WORK ITEM: Lines in the following data that contain the string "Human" are to be counted. Report only their number.

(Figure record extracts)
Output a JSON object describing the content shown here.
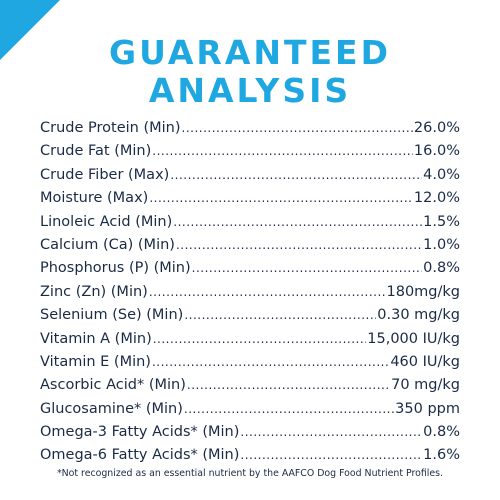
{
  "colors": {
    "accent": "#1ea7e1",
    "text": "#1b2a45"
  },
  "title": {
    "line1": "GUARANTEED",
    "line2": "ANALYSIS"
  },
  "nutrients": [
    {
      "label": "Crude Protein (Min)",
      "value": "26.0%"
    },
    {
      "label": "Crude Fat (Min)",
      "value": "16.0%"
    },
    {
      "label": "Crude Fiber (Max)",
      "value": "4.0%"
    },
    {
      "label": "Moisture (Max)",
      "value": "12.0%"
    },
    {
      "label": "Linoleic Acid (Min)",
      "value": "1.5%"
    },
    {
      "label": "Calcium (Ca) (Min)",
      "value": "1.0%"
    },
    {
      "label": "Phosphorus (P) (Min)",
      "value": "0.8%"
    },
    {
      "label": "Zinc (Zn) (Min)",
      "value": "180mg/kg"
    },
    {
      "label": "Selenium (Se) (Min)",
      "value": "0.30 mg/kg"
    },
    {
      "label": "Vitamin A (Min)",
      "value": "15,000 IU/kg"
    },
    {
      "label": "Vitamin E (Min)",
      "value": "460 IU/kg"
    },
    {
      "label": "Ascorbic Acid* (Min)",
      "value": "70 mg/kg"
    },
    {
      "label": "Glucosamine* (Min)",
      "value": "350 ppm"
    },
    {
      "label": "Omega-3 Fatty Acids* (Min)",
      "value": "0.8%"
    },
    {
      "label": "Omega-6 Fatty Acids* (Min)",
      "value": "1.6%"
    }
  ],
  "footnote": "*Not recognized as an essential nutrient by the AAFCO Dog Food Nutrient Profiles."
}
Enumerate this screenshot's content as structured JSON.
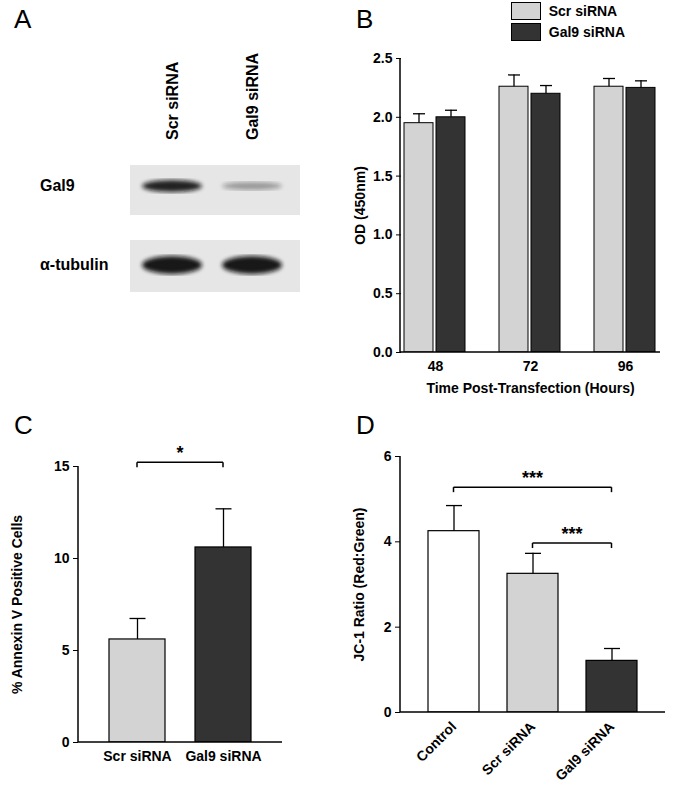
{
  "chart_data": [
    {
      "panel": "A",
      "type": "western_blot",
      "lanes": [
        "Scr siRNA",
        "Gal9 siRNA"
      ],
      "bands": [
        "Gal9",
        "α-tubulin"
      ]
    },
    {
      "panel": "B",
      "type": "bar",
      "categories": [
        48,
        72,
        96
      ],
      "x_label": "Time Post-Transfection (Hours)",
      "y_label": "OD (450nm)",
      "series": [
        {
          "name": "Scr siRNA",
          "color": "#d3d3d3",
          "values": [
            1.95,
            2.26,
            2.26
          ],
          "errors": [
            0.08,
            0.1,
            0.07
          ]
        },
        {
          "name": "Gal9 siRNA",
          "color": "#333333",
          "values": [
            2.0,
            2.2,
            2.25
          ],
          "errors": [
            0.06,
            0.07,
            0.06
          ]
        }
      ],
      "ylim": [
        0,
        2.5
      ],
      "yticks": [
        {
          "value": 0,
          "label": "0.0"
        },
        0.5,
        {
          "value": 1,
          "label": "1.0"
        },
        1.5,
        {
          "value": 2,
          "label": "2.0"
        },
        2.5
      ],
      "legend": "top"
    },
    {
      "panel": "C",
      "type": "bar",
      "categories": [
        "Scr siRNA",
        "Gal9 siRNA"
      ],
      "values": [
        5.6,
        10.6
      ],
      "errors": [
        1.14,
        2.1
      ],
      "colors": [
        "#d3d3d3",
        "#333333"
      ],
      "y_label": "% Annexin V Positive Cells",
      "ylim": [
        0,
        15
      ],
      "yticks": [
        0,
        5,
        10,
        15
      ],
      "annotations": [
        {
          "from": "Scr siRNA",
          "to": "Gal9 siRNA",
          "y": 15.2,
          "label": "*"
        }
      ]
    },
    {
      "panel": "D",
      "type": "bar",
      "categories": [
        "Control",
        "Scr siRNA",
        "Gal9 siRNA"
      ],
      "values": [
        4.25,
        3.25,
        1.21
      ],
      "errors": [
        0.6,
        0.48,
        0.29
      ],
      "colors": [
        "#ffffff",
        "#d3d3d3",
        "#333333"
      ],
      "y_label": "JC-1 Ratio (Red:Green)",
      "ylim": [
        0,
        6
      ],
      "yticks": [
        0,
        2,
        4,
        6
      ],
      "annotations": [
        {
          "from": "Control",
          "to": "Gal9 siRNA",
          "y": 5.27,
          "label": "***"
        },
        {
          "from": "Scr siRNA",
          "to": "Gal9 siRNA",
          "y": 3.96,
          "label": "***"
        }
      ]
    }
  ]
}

--

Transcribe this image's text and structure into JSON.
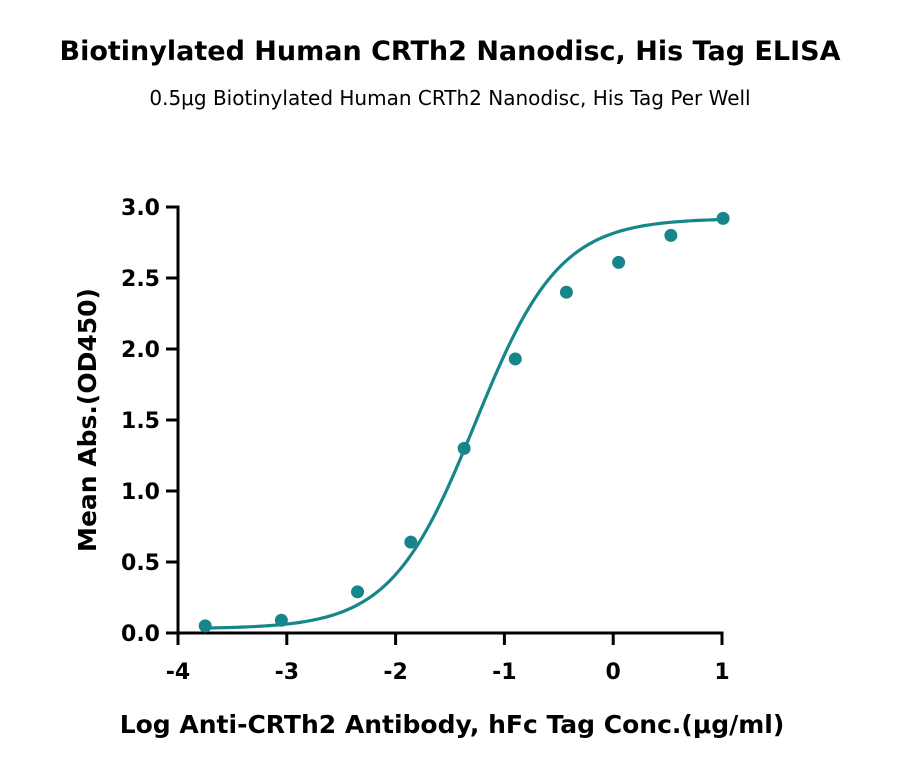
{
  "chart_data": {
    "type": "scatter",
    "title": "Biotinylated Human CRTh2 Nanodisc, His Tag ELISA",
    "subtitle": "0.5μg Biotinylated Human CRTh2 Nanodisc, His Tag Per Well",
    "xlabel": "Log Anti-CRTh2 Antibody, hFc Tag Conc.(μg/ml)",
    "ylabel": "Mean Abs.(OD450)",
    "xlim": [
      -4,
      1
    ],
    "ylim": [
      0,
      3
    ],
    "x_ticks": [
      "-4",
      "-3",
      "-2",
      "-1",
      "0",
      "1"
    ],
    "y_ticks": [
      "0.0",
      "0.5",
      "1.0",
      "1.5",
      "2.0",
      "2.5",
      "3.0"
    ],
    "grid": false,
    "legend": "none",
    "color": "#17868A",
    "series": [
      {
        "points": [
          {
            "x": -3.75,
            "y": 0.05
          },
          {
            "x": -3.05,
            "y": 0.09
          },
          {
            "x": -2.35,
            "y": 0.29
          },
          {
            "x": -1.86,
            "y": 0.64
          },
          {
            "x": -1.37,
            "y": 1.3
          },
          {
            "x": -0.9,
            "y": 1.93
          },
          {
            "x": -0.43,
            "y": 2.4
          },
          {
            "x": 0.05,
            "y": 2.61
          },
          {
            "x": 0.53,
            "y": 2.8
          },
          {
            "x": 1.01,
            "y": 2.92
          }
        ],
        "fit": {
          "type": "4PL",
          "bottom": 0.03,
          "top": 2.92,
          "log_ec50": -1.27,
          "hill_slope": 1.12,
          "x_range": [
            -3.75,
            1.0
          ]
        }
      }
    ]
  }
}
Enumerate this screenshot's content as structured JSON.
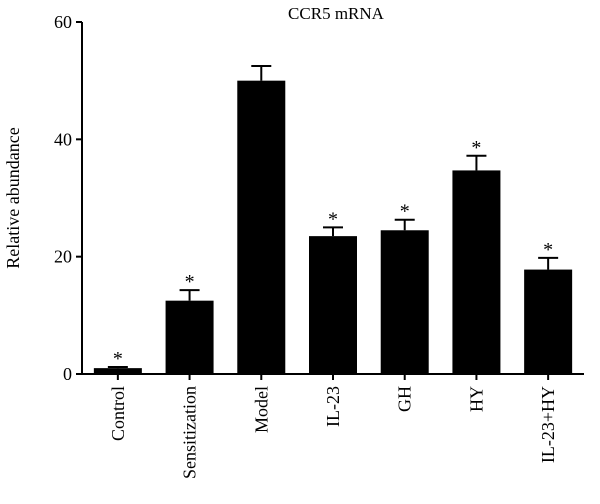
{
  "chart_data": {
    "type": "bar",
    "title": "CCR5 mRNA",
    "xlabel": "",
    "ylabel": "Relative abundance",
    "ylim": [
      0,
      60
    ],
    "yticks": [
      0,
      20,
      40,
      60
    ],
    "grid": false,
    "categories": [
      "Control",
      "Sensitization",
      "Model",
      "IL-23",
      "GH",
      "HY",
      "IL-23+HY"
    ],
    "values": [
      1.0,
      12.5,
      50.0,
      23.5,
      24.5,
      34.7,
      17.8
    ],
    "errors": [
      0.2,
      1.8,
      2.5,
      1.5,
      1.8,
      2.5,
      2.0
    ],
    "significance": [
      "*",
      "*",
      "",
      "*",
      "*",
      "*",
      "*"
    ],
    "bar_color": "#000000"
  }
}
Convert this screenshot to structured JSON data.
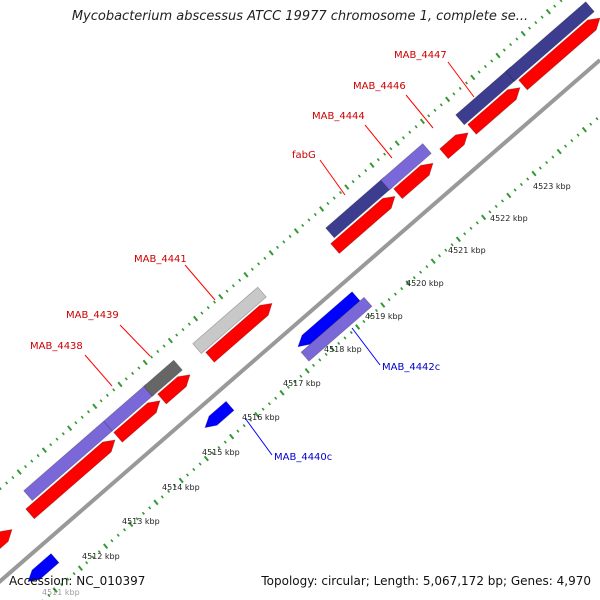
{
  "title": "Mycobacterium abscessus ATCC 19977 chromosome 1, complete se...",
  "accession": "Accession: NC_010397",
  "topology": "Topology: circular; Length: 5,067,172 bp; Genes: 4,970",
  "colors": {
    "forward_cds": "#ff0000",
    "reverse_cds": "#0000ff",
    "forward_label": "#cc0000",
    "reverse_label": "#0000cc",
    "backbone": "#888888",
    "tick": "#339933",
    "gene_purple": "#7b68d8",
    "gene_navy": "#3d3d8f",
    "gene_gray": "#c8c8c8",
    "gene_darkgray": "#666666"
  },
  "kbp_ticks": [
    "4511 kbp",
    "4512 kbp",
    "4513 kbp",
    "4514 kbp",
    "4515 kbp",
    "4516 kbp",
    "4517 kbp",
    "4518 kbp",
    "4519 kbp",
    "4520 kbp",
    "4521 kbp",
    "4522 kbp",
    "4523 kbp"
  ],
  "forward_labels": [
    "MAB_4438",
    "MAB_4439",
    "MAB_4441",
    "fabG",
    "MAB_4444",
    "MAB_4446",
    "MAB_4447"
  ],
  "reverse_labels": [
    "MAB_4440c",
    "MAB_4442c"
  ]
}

EXERCISE OUTPUT: 2